begin Records for this task

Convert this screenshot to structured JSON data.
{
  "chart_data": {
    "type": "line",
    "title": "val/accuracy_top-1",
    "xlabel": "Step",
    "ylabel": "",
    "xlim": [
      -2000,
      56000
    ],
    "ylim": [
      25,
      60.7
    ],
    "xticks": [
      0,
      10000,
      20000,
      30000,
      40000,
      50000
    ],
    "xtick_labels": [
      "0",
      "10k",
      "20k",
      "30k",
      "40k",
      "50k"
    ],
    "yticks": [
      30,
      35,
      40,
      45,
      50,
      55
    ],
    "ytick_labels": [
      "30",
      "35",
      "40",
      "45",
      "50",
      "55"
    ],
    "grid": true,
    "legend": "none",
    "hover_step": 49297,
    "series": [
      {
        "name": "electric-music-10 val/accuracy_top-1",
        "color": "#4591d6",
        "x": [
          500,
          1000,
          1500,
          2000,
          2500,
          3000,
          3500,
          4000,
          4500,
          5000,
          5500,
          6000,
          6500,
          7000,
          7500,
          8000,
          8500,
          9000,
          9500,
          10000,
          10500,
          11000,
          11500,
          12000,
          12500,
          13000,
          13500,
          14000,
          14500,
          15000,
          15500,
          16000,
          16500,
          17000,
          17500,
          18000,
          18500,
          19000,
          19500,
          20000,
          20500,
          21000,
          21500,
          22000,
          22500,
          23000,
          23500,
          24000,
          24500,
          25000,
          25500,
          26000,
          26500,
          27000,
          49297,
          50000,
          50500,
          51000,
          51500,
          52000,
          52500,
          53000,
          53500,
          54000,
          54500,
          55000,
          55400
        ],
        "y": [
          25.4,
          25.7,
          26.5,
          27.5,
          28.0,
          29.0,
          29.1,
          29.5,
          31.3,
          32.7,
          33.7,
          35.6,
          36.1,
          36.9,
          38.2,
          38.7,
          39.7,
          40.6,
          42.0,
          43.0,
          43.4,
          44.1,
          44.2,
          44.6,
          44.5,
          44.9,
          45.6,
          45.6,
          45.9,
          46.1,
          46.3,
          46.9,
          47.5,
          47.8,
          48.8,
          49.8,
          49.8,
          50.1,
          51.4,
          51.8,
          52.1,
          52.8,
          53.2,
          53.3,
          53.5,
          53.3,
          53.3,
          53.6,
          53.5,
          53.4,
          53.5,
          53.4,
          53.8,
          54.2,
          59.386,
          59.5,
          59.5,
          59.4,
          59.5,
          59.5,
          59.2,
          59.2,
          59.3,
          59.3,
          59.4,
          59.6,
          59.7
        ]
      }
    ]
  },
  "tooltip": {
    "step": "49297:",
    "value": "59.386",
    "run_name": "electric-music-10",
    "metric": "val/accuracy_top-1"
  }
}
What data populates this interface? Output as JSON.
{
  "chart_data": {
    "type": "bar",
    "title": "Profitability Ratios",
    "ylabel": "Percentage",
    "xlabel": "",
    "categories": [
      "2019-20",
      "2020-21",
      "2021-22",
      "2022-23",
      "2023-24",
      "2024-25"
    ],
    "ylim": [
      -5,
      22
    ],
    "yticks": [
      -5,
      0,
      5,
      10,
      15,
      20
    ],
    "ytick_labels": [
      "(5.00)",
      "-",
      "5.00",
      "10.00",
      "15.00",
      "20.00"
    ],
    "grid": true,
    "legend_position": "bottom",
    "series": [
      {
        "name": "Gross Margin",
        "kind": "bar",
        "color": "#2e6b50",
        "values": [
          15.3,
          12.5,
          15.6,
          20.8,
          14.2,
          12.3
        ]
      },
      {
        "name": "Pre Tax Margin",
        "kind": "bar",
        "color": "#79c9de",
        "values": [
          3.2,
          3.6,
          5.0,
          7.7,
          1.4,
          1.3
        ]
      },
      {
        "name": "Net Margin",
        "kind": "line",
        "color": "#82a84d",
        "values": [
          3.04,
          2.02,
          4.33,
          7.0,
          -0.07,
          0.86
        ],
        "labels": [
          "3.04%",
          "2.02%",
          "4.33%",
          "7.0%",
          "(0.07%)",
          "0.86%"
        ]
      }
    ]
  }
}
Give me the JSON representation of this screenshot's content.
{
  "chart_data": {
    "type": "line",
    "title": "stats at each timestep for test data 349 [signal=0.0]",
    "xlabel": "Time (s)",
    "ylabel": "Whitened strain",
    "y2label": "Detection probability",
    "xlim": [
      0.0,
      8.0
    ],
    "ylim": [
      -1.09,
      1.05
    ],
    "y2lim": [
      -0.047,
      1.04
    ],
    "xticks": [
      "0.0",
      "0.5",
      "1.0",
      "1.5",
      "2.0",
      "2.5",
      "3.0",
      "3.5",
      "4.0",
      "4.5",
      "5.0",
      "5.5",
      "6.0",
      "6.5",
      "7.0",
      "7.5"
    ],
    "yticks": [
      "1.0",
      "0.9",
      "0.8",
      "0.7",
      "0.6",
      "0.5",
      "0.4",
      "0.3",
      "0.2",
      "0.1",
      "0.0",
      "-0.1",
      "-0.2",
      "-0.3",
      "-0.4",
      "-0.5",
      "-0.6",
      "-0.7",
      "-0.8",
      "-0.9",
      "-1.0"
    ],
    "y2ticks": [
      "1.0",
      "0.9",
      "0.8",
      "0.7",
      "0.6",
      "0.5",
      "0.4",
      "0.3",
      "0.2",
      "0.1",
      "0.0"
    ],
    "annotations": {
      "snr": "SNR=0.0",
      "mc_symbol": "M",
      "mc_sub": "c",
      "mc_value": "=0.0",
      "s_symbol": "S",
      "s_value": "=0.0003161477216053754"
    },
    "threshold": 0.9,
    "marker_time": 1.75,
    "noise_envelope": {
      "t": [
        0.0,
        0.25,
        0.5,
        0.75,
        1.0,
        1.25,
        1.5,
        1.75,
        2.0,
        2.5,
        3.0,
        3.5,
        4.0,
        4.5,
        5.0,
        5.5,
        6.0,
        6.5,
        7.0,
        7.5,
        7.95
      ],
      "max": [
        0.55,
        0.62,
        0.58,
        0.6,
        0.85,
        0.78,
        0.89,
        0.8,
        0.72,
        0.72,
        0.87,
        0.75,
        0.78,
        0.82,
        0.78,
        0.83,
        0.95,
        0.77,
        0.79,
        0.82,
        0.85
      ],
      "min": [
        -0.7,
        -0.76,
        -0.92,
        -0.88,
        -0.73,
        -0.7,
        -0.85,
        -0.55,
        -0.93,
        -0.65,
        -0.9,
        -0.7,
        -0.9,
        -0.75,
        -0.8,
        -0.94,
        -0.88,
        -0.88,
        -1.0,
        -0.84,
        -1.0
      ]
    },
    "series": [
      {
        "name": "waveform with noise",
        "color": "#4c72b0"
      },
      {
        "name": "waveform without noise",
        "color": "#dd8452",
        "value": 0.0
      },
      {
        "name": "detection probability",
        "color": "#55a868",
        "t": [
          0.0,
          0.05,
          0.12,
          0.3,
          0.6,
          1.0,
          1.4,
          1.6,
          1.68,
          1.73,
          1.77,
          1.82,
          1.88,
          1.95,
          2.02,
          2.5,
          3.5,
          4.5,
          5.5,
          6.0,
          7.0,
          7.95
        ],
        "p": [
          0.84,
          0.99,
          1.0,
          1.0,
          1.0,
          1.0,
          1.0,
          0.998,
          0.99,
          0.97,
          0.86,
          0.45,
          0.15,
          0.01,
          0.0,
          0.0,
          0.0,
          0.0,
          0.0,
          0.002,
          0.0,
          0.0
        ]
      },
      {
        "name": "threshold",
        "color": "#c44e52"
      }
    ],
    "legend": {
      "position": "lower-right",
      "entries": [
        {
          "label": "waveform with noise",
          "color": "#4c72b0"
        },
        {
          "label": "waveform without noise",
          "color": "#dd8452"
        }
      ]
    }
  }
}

end Records for this task

* [Work to complete]:
Select every line of the material above holding the word "ylabel" and copy it.

* [Solution to the problem]:
    "ylabel": "",
    "ylabel": "Percentage",
    "ylabel": "Whitened strain",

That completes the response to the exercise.